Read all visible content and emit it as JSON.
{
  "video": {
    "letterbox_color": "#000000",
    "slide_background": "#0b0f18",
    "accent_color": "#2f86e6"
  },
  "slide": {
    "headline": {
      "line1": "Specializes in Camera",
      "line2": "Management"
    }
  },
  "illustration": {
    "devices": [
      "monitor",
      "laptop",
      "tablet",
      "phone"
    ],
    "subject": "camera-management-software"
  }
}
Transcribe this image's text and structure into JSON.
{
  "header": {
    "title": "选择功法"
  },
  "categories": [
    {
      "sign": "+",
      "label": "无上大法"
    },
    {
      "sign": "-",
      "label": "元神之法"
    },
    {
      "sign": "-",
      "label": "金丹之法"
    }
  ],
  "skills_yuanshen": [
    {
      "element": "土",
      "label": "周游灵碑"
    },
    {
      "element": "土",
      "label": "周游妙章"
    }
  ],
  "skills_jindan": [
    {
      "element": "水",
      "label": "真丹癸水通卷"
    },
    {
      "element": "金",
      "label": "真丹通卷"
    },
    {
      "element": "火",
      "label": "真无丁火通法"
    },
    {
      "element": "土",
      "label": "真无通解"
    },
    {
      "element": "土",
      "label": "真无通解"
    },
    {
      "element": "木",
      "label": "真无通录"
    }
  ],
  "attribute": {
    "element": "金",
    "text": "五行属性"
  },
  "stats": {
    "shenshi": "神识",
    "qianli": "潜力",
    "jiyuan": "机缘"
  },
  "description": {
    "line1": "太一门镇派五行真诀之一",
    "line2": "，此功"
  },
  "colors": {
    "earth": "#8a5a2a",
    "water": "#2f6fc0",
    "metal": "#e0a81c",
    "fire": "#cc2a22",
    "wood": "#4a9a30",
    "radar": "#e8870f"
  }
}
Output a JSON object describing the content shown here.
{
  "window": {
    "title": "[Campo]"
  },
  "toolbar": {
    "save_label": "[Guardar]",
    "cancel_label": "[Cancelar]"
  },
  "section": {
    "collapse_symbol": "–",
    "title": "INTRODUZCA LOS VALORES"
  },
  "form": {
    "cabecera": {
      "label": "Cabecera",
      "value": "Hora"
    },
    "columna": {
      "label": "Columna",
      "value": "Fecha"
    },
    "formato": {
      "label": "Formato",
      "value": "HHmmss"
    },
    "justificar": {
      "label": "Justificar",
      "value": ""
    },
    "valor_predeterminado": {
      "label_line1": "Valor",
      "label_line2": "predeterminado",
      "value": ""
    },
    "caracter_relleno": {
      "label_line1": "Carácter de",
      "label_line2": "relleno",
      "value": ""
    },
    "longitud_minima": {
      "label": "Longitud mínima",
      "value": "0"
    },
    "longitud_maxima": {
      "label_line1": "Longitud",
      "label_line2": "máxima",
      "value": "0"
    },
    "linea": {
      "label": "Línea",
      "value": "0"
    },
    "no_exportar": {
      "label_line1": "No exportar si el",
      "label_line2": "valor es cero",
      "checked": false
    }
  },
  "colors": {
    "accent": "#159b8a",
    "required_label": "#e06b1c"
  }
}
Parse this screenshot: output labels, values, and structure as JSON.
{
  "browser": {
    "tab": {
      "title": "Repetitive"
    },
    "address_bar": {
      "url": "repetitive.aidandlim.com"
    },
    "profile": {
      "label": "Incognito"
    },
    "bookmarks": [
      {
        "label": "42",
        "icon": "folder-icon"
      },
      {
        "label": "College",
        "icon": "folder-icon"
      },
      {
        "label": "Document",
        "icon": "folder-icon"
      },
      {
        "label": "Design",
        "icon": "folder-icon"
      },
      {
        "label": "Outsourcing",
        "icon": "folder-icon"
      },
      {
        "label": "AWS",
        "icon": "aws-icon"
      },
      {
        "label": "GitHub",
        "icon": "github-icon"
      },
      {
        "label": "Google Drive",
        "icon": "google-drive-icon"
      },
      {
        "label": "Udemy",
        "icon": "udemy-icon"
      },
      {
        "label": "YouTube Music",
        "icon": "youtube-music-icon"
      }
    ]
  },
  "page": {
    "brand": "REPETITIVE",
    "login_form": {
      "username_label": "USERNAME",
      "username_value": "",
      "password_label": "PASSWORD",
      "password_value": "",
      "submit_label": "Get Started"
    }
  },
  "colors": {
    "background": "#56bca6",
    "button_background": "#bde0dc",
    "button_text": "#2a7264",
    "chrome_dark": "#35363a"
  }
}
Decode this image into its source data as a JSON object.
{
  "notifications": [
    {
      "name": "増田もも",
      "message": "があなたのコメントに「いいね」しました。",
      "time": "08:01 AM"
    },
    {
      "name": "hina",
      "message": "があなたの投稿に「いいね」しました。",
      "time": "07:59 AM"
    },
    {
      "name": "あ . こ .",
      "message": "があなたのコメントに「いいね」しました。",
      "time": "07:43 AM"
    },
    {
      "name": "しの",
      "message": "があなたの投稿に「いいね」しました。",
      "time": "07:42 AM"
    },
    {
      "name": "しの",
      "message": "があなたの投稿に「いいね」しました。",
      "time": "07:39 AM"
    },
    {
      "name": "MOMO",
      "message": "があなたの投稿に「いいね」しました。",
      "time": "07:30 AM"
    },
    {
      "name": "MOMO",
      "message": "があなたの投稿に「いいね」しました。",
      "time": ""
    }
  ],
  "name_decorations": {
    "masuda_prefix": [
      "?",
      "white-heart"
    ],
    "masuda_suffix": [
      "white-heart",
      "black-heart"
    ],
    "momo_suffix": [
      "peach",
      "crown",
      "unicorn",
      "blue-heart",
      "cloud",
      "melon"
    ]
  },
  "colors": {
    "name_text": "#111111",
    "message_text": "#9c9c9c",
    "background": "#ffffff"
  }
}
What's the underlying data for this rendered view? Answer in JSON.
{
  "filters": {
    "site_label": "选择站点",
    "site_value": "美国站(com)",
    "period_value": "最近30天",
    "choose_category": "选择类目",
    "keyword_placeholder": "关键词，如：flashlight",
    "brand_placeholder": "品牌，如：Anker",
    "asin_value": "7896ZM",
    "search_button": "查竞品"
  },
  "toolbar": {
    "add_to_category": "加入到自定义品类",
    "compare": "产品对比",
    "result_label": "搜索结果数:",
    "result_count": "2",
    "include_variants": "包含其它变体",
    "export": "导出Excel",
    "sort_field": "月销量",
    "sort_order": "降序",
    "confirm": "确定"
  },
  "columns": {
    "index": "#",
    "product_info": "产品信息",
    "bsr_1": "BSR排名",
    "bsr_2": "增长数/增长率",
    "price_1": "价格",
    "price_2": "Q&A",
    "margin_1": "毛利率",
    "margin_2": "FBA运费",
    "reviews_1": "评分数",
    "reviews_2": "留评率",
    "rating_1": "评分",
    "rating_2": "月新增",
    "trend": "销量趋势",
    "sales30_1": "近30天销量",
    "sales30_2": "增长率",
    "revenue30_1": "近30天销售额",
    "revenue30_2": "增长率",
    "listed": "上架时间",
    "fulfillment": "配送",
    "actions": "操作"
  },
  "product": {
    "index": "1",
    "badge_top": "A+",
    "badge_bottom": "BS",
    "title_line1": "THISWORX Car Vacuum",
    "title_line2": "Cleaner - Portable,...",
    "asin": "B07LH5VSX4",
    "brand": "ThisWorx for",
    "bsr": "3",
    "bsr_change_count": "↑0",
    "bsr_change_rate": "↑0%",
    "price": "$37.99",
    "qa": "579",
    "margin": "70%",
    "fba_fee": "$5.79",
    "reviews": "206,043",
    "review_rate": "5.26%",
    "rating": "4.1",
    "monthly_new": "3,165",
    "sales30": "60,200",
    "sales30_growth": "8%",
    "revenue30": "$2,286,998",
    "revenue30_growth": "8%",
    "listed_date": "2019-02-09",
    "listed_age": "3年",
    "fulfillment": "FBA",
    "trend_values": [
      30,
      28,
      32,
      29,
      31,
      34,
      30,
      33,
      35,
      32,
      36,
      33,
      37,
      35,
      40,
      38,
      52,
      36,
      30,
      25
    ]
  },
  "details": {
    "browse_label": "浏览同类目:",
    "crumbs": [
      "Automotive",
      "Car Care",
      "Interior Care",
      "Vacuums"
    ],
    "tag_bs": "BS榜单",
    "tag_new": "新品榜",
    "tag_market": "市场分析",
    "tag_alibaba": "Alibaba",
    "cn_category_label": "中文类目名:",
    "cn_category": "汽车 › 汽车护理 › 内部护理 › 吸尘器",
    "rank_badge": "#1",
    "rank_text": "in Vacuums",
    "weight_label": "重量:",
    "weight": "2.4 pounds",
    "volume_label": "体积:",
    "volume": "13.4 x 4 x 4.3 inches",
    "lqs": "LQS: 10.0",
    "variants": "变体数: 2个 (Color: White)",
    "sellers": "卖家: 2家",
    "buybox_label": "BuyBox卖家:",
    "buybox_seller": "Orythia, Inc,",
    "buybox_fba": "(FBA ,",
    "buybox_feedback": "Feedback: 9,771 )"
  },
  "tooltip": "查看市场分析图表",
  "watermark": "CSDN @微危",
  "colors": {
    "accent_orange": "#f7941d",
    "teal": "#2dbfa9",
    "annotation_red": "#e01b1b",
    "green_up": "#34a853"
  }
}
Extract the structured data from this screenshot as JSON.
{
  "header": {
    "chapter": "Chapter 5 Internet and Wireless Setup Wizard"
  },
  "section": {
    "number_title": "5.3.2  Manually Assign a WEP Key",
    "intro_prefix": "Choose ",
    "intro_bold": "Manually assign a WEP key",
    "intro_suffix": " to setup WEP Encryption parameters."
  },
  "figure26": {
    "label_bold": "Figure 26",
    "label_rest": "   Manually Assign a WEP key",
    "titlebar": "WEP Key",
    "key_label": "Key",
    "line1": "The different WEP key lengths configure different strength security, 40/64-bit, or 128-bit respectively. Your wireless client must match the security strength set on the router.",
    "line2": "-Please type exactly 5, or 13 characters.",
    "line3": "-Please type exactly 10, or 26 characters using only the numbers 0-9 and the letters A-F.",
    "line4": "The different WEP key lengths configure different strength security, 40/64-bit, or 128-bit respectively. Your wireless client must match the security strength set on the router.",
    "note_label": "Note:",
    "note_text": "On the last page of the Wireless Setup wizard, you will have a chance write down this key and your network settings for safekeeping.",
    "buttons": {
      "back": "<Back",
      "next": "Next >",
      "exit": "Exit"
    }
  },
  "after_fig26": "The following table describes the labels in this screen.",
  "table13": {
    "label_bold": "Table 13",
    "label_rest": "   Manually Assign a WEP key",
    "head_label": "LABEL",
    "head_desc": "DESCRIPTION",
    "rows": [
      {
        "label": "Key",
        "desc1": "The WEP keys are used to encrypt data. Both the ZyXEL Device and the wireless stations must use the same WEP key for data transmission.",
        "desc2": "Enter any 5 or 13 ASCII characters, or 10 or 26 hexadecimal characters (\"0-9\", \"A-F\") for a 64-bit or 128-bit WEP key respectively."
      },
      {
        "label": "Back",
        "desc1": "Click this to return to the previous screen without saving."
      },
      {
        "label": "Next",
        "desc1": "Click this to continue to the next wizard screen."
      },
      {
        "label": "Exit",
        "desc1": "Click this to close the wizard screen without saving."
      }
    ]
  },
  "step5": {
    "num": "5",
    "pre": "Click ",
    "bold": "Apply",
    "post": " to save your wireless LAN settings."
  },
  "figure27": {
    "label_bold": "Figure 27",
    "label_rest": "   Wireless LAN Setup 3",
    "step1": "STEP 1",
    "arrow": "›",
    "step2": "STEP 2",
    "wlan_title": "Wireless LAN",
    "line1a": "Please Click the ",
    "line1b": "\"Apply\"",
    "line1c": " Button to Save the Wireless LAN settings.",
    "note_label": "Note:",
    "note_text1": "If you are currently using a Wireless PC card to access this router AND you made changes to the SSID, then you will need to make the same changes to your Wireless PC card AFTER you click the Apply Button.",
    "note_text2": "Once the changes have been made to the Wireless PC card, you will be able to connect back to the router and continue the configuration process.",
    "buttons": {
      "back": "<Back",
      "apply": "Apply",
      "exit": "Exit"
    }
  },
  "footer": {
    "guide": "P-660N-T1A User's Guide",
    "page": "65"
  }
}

**********

_Short exercise_
In the listing, find every line with the word "image" and state how many there are, nothing more.

_Answer in full_
2